**Data to use**

## start

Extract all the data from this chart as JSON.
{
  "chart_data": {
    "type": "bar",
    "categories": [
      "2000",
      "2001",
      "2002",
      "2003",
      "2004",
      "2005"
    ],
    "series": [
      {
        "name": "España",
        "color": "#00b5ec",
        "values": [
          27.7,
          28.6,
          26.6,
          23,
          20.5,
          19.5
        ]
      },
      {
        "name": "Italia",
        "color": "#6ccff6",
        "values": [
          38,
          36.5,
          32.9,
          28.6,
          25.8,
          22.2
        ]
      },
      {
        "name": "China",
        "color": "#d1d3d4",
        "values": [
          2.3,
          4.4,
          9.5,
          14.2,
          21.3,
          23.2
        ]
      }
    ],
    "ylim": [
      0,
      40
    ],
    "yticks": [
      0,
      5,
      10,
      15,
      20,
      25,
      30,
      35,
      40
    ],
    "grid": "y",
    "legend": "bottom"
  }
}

## end

**Aim of the task**
From the records given above, copy all lines containing "color".

**Task response**
        "color": "#00b5ec",
        "color": "#6ccff6",
        "color": "#d1d3d4",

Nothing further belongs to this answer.